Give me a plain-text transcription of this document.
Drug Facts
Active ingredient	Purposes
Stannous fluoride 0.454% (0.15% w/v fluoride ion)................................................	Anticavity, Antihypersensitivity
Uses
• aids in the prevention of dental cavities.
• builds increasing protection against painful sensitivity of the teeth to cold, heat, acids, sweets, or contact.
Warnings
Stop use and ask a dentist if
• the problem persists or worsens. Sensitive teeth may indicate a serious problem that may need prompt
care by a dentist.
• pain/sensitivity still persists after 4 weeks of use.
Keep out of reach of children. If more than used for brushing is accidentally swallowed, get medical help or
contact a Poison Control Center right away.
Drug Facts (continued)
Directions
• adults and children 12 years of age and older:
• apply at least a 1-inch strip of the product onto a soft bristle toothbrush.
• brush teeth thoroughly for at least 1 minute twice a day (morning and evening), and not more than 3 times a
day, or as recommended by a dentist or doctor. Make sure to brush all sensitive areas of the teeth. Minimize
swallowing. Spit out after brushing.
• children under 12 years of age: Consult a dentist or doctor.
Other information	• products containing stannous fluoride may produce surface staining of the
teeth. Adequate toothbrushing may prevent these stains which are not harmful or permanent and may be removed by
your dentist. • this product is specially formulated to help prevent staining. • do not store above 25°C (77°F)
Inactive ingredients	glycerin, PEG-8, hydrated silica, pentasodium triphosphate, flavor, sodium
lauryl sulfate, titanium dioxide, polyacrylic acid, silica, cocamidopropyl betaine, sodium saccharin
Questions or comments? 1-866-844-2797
----------
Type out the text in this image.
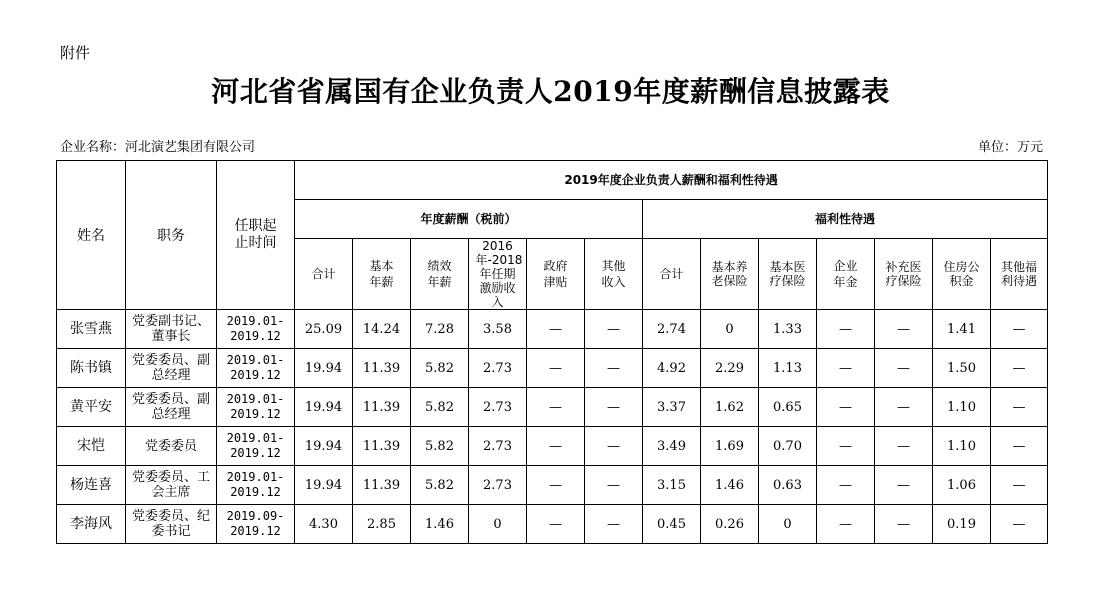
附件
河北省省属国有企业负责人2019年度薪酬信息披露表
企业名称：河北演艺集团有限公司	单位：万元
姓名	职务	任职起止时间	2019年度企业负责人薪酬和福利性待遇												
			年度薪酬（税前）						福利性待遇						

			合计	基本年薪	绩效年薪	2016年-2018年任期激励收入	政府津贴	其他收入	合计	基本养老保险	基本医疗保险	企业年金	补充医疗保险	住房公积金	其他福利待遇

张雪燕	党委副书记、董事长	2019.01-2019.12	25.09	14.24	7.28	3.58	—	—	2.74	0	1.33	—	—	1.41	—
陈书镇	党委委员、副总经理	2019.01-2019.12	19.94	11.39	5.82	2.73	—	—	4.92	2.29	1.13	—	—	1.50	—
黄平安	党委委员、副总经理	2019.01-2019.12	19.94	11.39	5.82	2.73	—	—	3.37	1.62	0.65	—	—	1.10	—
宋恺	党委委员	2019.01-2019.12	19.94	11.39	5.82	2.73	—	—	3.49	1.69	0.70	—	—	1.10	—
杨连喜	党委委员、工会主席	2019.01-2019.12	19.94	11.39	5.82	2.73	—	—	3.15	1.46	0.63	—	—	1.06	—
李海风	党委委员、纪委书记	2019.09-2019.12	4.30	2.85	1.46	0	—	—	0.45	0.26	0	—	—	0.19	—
----------
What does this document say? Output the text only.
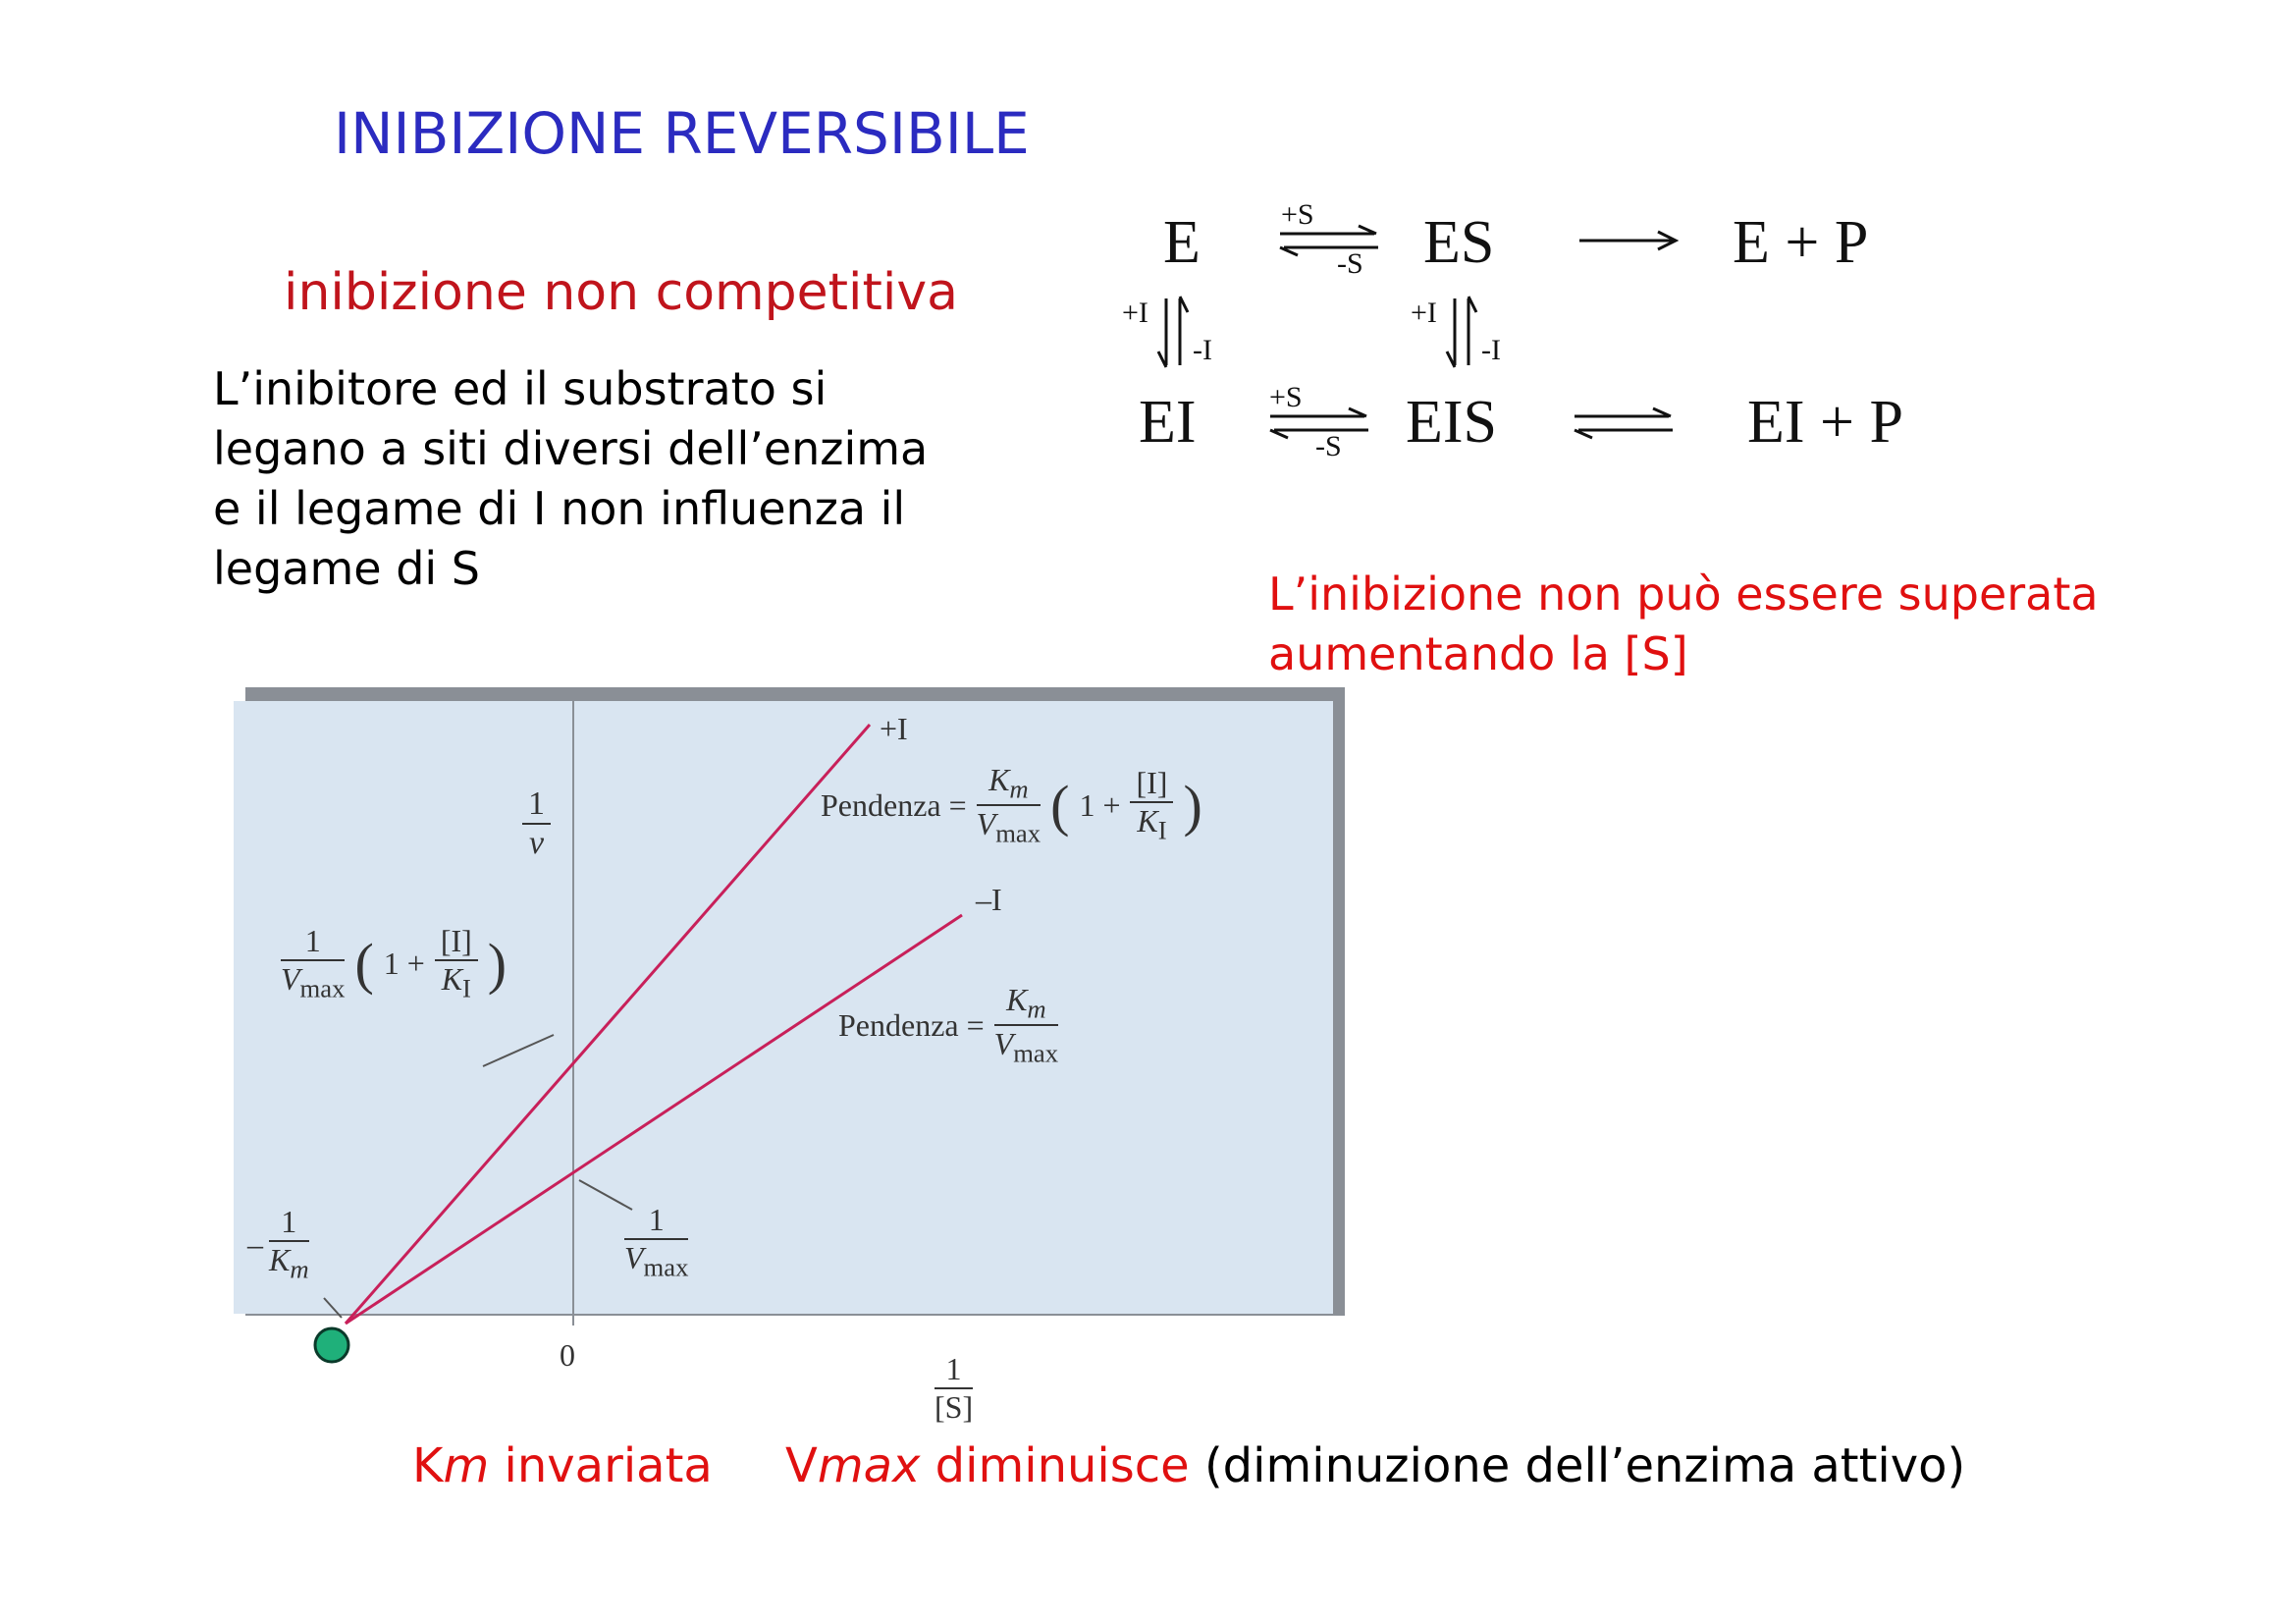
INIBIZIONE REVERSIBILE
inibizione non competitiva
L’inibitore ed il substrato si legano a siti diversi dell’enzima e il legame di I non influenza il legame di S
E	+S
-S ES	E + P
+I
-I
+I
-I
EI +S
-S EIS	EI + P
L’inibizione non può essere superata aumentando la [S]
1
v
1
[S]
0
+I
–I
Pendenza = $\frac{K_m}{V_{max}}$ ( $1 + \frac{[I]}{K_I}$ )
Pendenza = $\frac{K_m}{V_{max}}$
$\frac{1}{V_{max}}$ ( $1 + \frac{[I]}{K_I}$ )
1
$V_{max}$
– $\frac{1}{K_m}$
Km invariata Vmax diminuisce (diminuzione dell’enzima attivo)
----------
Copy out every line in the entries above that holds "children".

=== Task result ===
Keep out of reach of children. If more than used for brushing is accidentally swallowed, get medical help or
• adults and children 12 years of age and older:
• children under 12 years of age: Consult a dentist or doctor.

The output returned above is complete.